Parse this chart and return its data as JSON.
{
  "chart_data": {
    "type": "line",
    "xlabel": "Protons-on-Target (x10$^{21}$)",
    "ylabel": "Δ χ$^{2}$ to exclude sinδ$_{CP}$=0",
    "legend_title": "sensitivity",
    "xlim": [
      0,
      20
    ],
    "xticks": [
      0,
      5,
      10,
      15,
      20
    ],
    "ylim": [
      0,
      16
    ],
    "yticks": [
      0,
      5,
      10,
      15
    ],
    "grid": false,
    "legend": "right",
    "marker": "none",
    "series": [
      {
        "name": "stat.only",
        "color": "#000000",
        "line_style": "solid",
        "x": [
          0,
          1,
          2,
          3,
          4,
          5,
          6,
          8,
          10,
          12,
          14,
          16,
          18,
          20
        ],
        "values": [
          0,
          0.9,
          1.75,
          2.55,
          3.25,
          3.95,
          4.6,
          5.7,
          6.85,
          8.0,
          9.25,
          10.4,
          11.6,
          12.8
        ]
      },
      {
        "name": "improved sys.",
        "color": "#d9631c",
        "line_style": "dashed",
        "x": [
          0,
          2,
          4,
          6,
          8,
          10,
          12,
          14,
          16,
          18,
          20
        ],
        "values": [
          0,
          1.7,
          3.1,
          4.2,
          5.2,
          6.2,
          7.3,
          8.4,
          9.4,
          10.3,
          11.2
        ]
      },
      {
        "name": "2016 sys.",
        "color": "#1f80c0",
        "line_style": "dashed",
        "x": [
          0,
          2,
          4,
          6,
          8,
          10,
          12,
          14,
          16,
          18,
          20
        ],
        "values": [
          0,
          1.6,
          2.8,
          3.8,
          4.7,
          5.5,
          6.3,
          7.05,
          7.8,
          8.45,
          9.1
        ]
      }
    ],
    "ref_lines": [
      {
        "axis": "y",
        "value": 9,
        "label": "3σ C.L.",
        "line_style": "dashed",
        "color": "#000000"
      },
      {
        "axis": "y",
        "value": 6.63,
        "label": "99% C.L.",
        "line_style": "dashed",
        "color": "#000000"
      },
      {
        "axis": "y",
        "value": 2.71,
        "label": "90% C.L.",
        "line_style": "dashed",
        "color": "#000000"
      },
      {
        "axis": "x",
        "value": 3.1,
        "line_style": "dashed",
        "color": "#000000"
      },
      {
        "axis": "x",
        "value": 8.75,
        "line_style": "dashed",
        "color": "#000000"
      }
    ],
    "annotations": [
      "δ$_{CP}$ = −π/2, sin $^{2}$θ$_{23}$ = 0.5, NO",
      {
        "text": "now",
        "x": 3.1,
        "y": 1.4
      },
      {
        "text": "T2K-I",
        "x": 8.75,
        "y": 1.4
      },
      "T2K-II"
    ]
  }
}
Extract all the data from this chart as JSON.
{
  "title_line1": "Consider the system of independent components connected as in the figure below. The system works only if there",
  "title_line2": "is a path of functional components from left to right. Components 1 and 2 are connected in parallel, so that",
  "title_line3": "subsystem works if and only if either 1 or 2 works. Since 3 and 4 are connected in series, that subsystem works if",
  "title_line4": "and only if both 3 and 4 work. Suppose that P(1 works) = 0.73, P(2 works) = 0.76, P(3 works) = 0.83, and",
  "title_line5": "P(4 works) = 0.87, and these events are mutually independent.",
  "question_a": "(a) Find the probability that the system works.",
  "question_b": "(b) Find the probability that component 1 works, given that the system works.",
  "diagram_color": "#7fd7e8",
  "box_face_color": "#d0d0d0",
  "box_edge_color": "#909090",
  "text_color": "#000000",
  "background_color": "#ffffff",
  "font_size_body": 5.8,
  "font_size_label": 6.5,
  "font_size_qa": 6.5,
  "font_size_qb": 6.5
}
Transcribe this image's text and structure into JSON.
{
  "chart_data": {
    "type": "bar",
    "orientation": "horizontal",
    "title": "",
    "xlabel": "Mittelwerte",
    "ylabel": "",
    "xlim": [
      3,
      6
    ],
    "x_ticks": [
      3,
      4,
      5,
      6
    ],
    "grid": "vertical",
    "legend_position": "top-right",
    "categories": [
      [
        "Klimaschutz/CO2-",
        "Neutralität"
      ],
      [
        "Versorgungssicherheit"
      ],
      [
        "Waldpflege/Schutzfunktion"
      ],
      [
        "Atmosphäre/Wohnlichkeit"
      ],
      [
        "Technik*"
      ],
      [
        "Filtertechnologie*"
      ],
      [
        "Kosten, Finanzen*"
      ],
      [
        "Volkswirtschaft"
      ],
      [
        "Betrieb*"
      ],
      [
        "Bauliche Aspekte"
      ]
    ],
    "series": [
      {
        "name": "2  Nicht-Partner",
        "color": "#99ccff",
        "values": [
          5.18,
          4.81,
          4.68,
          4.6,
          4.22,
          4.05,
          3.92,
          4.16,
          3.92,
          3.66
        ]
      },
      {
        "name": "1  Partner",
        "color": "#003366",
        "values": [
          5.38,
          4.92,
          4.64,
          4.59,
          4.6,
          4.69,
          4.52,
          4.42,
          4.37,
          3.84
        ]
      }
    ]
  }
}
##############################
## [Set problem]
Reply with the number of lines in the data that include the string "this" and nothing else.

## [Problem solution]
3